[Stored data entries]
---

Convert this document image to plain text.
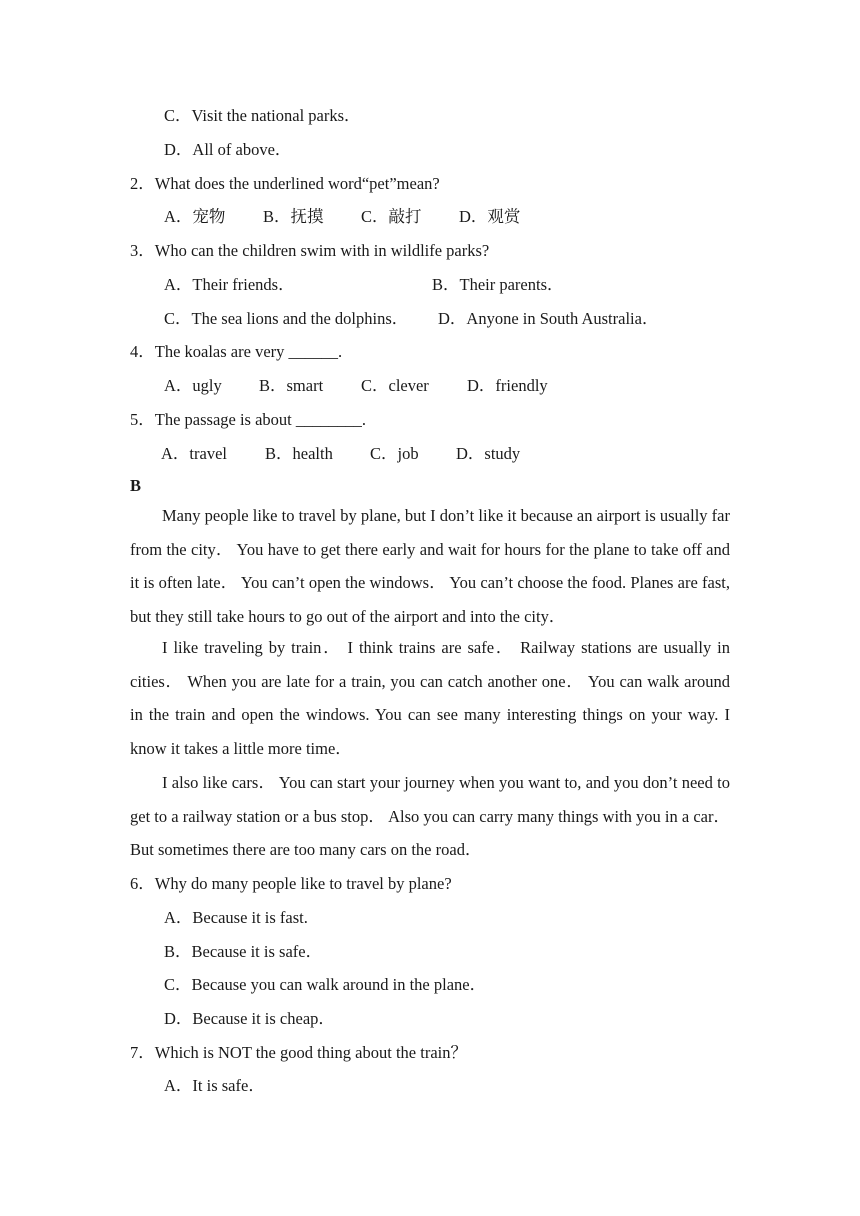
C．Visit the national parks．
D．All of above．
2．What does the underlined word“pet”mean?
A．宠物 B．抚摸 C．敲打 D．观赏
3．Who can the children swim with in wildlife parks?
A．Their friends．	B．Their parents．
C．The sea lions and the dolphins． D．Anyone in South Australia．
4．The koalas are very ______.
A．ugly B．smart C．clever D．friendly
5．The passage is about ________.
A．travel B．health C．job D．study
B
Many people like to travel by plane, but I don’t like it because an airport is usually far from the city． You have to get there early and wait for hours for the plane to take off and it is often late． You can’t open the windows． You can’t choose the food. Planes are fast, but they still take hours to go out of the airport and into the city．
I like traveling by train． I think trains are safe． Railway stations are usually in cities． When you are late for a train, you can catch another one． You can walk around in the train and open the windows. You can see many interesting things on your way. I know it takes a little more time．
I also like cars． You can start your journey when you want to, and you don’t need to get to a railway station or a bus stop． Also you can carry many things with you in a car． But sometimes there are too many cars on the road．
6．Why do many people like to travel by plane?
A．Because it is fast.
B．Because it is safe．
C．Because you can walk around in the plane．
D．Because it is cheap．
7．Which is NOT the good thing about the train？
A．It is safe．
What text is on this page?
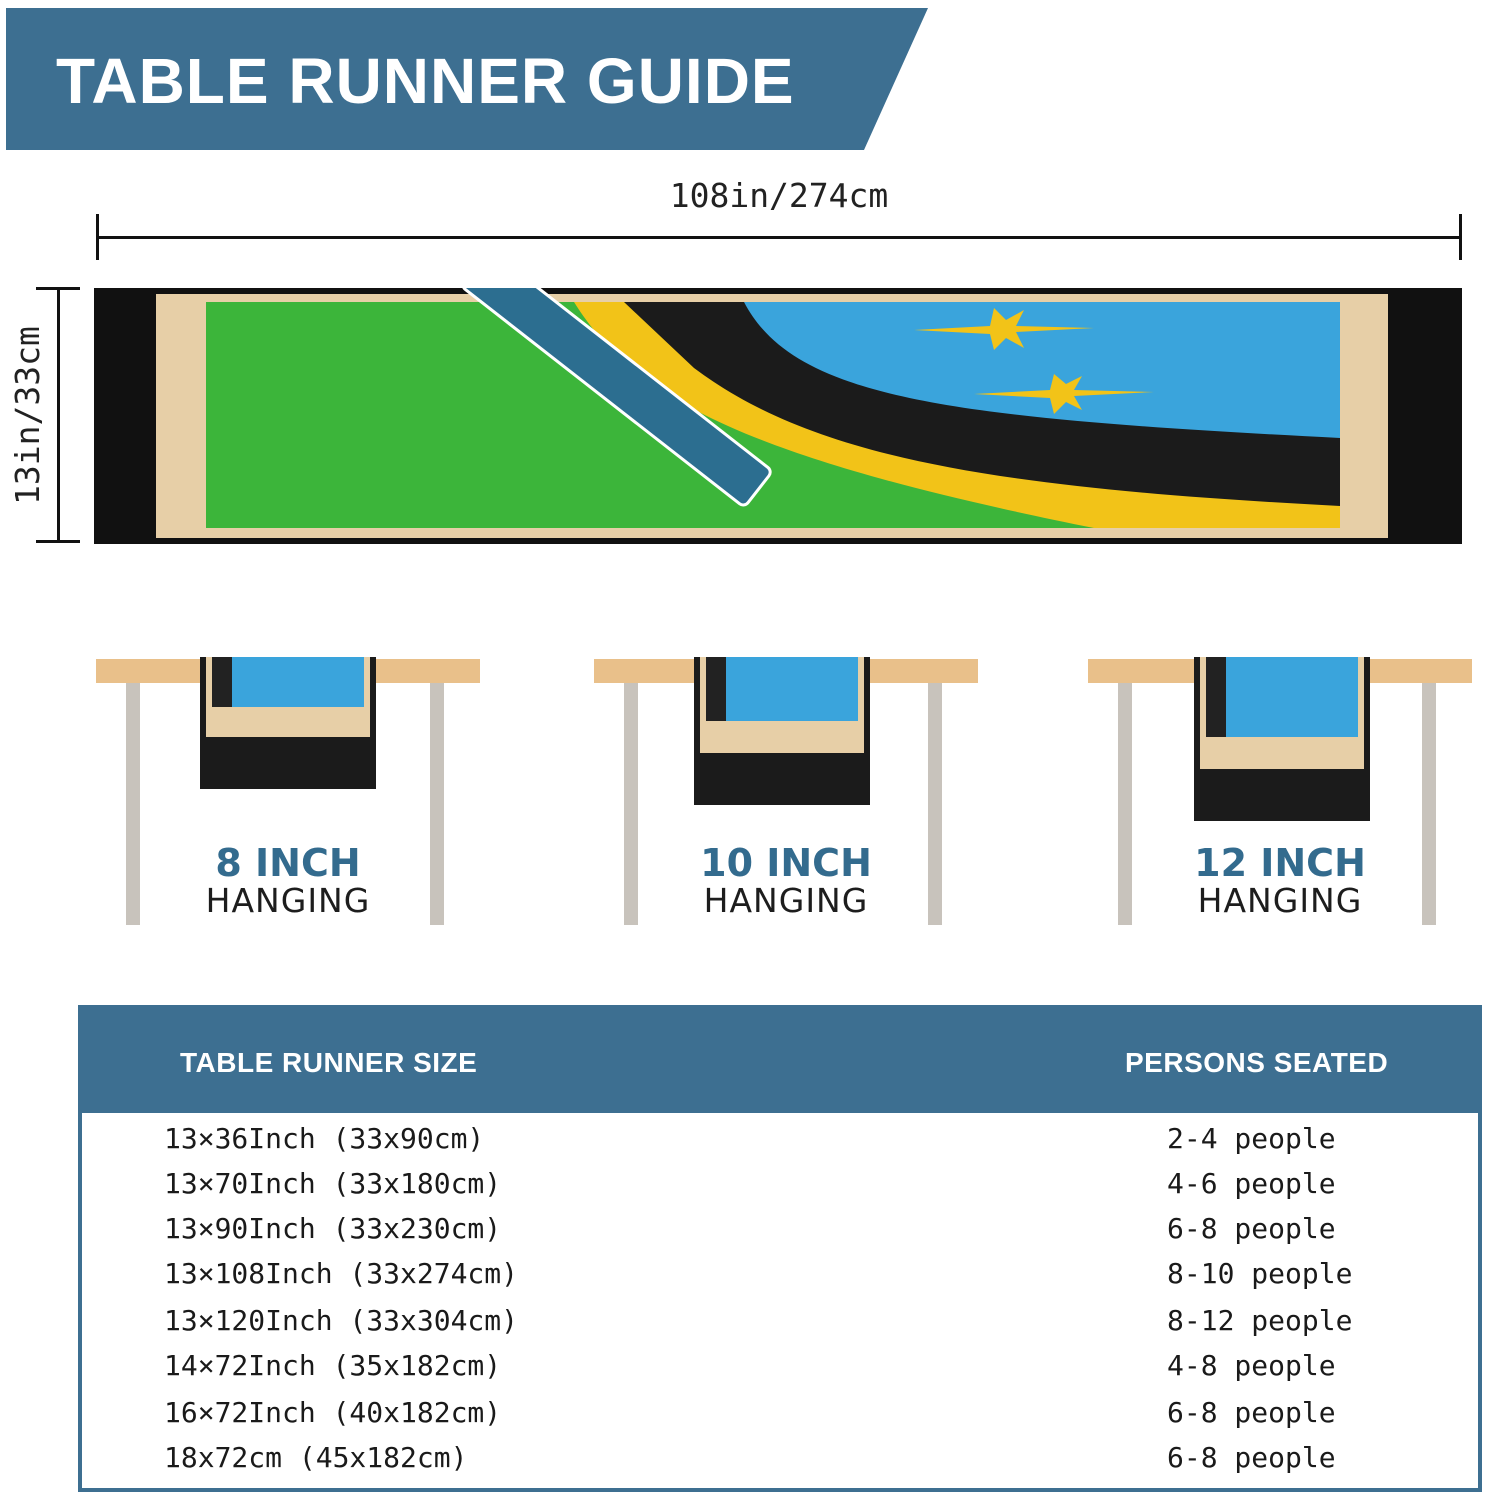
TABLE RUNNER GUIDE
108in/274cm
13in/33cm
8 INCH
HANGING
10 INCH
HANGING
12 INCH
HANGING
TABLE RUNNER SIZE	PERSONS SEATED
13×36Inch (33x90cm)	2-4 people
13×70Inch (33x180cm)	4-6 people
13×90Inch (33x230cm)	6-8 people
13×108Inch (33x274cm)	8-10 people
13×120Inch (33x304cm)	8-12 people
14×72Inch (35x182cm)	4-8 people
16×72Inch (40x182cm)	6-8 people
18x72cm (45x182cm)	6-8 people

---

SHORT EXERCISE.
Extract all lines from the data in which "parks" is found.

TASK RESULT.
C．Visit the national parks．
3．Who can the children swim with in wildlife parks?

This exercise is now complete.